---- Entries shown
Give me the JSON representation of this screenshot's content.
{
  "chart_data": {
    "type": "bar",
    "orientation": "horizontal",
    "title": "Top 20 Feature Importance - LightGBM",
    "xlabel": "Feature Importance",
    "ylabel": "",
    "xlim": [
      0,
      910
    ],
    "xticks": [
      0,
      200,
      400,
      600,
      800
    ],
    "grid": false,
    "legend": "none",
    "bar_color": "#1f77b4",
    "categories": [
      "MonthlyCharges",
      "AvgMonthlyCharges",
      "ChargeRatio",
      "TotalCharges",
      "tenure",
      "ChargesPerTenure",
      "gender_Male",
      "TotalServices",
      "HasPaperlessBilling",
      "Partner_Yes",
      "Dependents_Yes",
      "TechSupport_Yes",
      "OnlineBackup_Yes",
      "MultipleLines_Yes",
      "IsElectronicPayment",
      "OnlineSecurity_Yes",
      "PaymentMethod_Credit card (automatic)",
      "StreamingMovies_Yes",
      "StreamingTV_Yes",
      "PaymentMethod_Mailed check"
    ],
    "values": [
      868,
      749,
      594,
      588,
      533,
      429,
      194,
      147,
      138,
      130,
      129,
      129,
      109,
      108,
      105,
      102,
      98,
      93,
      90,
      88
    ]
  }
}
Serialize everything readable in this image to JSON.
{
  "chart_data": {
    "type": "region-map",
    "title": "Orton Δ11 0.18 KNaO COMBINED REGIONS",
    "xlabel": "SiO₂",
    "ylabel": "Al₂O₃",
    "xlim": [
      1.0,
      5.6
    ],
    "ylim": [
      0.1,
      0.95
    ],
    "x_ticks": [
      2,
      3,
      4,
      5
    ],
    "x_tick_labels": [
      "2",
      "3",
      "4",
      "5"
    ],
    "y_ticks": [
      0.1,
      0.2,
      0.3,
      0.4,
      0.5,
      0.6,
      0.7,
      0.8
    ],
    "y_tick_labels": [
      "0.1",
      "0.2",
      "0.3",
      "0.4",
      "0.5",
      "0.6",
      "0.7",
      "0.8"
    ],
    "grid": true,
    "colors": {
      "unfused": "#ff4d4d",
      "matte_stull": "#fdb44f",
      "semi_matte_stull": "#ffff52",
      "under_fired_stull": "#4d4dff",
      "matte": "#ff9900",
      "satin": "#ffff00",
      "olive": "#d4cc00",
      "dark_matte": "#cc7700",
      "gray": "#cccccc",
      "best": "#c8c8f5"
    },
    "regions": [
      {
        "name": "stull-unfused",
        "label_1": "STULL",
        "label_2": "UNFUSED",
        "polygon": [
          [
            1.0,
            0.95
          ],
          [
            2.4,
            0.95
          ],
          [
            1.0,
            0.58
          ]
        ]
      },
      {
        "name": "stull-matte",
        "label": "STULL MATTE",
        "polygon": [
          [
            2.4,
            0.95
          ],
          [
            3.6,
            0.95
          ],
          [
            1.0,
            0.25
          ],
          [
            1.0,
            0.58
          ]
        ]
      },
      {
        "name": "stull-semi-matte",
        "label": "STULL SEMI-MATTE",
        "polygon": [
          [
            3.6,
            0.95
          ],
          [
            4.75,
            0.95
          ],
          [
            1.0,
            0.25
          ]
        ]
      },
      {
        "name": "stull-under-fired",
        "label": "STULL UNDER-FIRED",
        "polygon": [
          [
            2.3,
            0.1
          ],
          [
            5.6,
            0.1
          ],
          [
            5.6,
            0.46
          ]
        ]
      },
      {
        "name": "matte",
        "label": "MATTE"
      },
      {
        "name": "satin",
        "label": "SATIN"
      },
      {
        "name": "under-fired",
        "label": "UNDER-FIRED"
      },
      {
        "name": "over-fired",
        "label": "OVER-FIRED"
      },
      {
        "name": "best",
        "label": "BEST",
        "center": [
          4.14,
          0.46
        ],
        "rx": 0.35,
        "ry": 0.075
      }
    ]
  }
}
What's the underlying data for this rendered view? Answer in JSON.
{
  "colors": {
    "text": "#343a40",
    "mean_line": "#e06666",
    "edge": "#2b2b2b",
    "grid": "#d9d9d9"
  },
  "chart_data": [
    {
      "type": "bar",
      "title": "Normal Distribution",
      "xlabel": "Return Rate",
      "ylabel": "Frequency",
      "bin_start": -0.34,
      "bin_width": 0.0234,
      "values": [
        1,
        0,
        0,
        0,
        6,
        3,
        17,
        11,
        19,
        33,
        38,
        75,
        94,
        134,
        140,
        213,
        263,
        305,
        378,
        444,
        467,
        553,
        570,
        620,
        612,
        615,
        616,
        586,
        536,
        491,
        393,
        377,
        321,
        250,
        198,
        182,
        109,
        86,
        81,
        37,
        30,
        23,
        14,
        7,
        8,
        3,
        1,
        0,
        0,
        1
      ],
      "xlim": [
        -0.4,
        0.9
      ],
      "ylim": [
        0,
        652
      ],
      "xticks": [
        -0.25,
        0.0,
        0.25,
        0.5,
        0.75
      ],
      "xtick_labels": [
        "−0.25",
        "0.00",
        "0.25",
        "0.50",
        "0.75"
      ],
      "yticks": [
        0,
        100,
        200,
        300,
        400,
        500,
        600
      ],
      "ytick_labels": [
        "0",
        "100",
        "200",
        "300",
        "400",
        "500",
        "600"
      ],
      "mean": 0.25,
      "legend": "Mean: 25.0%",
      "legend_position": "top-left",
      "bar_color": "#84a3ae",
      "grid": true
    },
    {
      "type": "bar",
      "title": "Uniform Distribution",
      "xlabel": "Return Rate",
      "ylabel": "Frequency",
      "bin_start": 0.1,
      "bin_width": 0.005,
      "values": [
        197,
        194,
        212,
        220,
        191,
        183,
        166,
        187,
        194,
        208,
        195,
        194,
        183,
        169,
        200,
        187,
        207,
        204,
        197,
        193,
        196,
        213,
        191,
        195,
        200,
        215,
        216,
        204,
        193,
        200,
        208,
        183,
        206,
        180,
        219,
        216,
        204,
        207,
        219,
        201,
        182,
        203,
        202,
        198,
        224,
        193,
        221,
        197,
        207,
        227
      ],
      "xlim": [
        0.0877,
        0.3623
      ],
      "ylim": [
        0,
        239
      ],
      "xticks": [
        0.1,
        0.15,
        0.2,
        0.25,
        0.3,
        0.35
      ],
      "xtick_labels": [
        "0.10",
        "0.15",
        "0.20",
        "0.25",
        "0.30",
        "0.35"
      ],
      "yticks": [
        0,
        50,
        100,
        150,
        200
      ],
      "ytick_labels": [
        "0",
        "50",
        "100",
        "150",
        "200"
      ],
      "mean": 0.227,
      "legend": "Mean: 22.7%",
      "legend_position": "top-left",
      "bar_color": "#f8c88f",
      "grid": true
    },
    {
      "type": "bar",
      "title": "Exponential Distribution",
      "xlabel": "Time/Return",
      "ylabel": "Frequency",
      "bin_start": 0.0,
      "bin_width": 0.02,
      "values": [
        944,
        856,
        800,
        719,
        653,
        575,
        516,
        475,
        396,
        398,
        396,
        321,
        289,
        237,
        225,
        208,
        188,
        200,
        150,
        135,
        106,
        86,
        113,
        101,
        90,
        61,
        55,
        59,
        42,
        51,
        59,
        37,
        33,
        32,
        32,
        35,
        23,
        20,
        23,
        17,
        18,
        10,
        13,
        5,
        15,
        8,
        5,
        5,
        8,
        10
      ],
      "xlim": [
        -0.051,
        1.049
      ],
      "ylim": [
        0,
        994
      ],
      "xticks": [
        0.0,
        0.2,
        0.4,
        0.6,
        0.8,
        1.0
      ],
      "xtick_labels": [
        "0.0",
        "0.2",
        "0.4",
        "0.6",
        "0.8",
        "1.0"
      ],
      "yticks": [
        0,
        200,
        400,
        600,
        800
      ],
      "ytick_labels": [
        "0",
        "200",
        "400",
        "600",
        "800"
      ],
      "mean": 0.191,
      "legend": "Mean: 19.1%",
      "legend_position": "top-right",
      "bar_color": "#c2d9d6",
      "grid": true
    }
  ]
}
--------
Out of the preceding entries, pull every line containing the string "Importance".

    "title": "Top 20 Feature Importance - LightGBM",
    "xlabel": "Feature Importance",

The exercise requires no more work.